All of the lines below are to be printed again exactly; images are excluded from the output.

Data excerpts
○ ○ ○

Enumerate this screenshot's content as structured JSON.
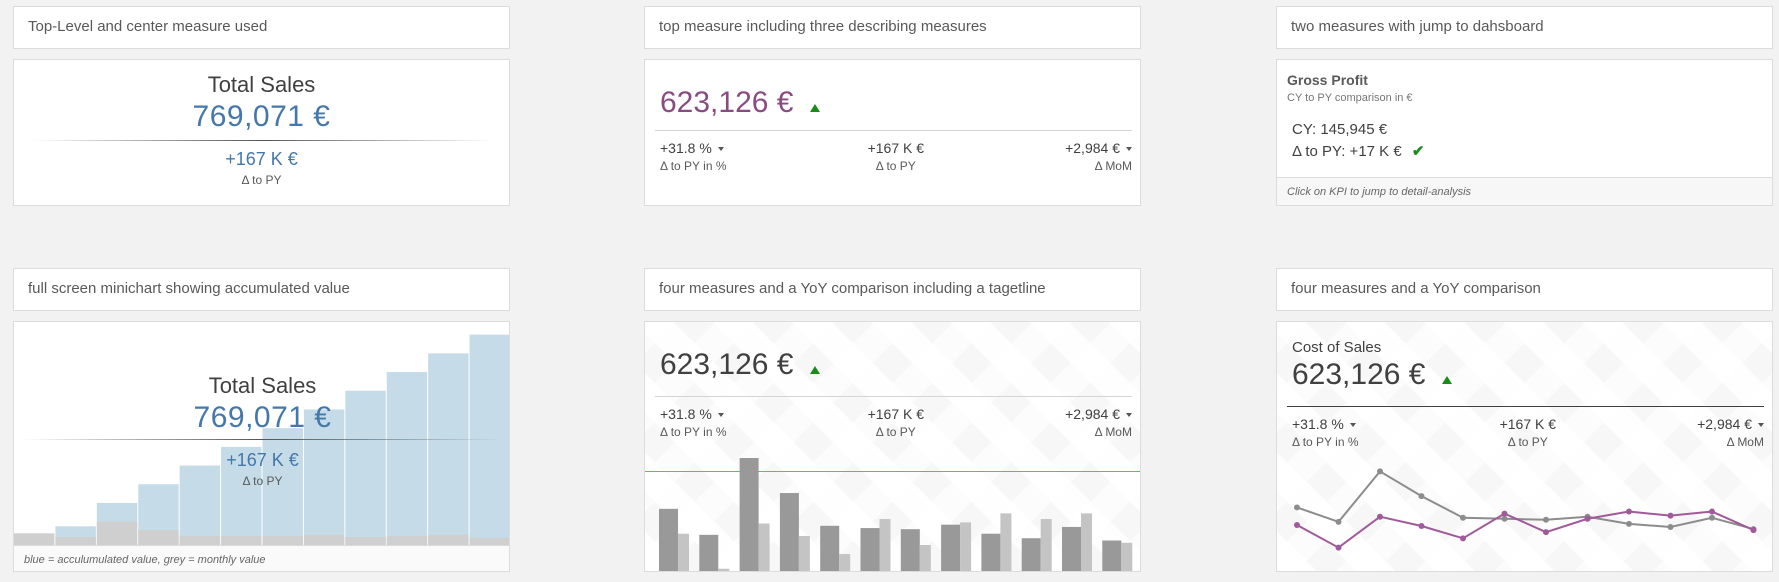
{
  "headers": {
    "h1": "Top-Level and center measure used",
    "h2": "top measure including three describing measures",
    "h3": "two measures with jump to dahsboard",
    "h4": "full screen minichart showing accumulated value",
    "h5": "four measures and a YoY comparison including a tagetline",
    "h6": "four measures and a YoY comparison"
  },
  "kpi1": {
    "title": "Total Sales",
    "value": "769,071 €",
    "delta": "+167 K €",
    "delta_label": "Δ to PY"
  },
  "kpi2": {
    "value": "623,126 €",
    "value_color": "#8a4b80",
    "cols": [
      {
        "value": "+31.8 %",
        "label": "Δ to PY in %"
      },
      {
        "value": "+167 K €",
        "label": "Δ to PY"
      },
      {
        "value": "+2,984 €",
        "label": "Δ MoM"
      }
    ]
  },
  "kpi3": {
    "title": "Gross Profit",
    "subtitle": "CY to PY comparison in €",
    "cy": "CY: 145,945 €",
    "delta": "Δ to PY: +17 K €",
    "footer": "Click on KPI to jump to detail-analysis"
  },
  "kpi4": {
    "title": "Total Sales",
    "value": "769,071 €",
    "delta": "+167 K €",
    "delta_label": "Δ to PY",
    "footer": "blue = acculumulated value, grey = monthly value"
  },
  "kpi5": {
    "value": "623,126 €",
    "cols": [
      {
        "value": "+31.8 %",
        "label": "Δ to PY in %"
      },
      {
        "value": "+167 K €",
        "label": "Δ to PY"
      },
      {
        "value": "+2,984 €",
        "label": "Δ MoM"
      }
    ]
  },
  "kpi6": {
    "title": "Cost of Sales",
    "value": "623,126 €",
    "cols": [
      {
        "value": "+31.8 %",
        "label": "Δ to PY in %"
      },
      {
        "value": "+167 K €",
        "label": "Δ to PY"
      },
      {
        "value": "+2,984 €",
        "label": "Δ MoM"
      }
    ]
  },
  "colors": {
    "accent_blue": "#4477aa",
    "purple": "#8a4b80",
    "green": "#1a8c1a",
    "bar_blue": "#c5dbe8",
    "bar_grey": "#cfcfcf"
  },
  "chart_data": [
    {
      "type": "bar",
      "series": [
        {
          "name": "acculumulated value",
          "values": [
            0,
            4,
            9,
            13,
            17,
            21,
            25,
            29,
            33,
            37,
            41,
            45
          ]
        },
        {
          "name": "monthly value",
          "values": [
            2.5,
            1.7,
            5,
            3.2,
            1.9,
            1.9,
            1.9,
            2.2,
            1.7,
            1.9,
            2.2,
            1.5
          ]
        }
      ],
      "ylim": [
        0,
        46
      ]
    },
    {
      "type": "bar",
      "series": [
        {
          "values": [
            55,
            32,
            100,
            69,
            40,
            38,
            37,
            41,
            33,
            29,
            39,
            27
          ]
        },
        {
          "values": [
            33,
            2,
            42,
            31,
            15,
            46,
            23,
            43,
            51,
            46,
            51,
            25
          ]
        }
      ],
      "target": 88,
      "ylim": [
        0,
        100
      ]
    },
    {
      "type": "line",
      "series": [
        {
          "values": [
            52,
            38,
            87,
            63,
            42,
            41,
            40,
            43,
            36,
            33,
            42,
            31
          ]
        },
        {
          "values": [
            35,
            13,
            43,
            34,
            22,
            46,
            28,
            41,
            48,
            44,
            48,
            30
          ]
        }
      ],
      "ylim": [
        0,
        100
      ]
    }
  ]
}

○ ○ ○

→ The response:
Enumerate this screenshot's content as structured JSON.
{
  "headers": {
    "h1": "Top-Level and center measure used",
    "h2": "top measure including three describing measures",
    "h3": "two measures with jump to dahsboard",
    "h4": "full screen minichart showing accumulated value",
    "h5": "four measures and a YoY comparison including a tagetline",
    "h6": "four measures and a YoY comparison"
  },
  "kpi1": {
    "title": "Total Sales",
    "value": "769,071 €",
    "delta": "+167 K €",
    "delta_label": "Δ to PY"
  },
  "kpi2": {
    "value": "623,126 €",
    "value_color": "#8a4b80",
    "cols": [
      {
        "value": "+31.8 %",
        "label": "Δ to PY in %"
      },
      {
        "value": "+167 K €",
        "label": "Δ to PY"
      },
      {
        "value": "+2,984 €",
        "label": "Δ MoM"
      }
    ]
  },
  "kpi3": {
    "title": "Gross Profit",
    "subtitle": "CY to PY comparison in €",
    "cy": "CY: 145,945 €",
    "delta": "Δ to PY: +17 K €",
    "footer": "Click on KPI to jump to detail-analysis"
  },
  "kpi4": {
    "title": "Total Sales",
    "value": "769,071 €",
    "delta": "+167 K €",
    "delta_label": "Δ to PY",
    "footer": "blue = acculumulated value, grey = monthly value"
  },
  "kpi5": {
    "value": "623,126 €",
    "cols": [
      {
        "value": "+31.8 %",
        "label": "Δ to PY in %"
      },
      {
        "value": "+167 K €",
        "label": "Δ to PY"
      },
      {
        "value": "+2,984 €",
        "label": "Δ MoM"
      }
    ]
  },
  "kpi6": {
    "title": "Cost of Sales",
    "value": "623,126 €",
    "cols": [
      {
        "value": "+31.8 %",
        "label": "Δ to PY in %"
      },
      {
        "value": "+167 K €",
        "label": "Δ to PY"
      },
      {
        "value": "+2,984 €",
        "label": "Δ MoM"
      }
    ]
  },
  "colors": {
    "accent_blue": "#4477aa",
    "purple": "#8a4b80",
    "green": "#1a8c1a",
    "bar_blue": "#c5dbe8",
    "bar_grey": "#cfcfcf"
  },
  "chart_data": [
    {
      "type": "bar",
      "series": [
        {
          "name": "acculumulated value",
          "values": [
            0,
            4,
            9,
            13,
            17,
            21,
            25,
            29,
            33,
            37,
            41,
            45
          ]
        },
        {
          "name": "monthly value",
          "values": [
            2.5,
            1.7,
            5,
            3.2,
            1.9,
            1.9,
            1.9,
            2.2,
            1.7,
            1.9,
            2.2,
            1.5
          ]
        }
      ],
      "ylim": [
        0,
        46
      ]
    },
    {
      "type": "bar",
      "series": [
        {
          "values": [
            55,
            32,
            100,
            69,
            40,
            38,
            37,
            41,
            33,
            29,
            39,
            27
          ]
        },
        {
          "values": [
            33,
            2,
            42,
            31,
            15,
            46,
            23,
            43,
            51,
            46,
            51,
            25
          ]
        }
      ],
      "target": 88,
      "ylim": [
        0,
        100
      ]
    },
    {
      "type": "line",
      "series": [
        {
          "values": [
            52,
            38,
            87,
            63,
            42,
            41,
            40,
            43,
            36,
            33,
            42,
            31
          ]
        },
        {
          "values": [
            35,
            13,
            43,
            34,
            22,
            46,
            28,
            41,
            48,
            44,
            48,
            30
          ]
        }
      ],
      "ylim": [
        0,
        100
      ]
    }
  ]
}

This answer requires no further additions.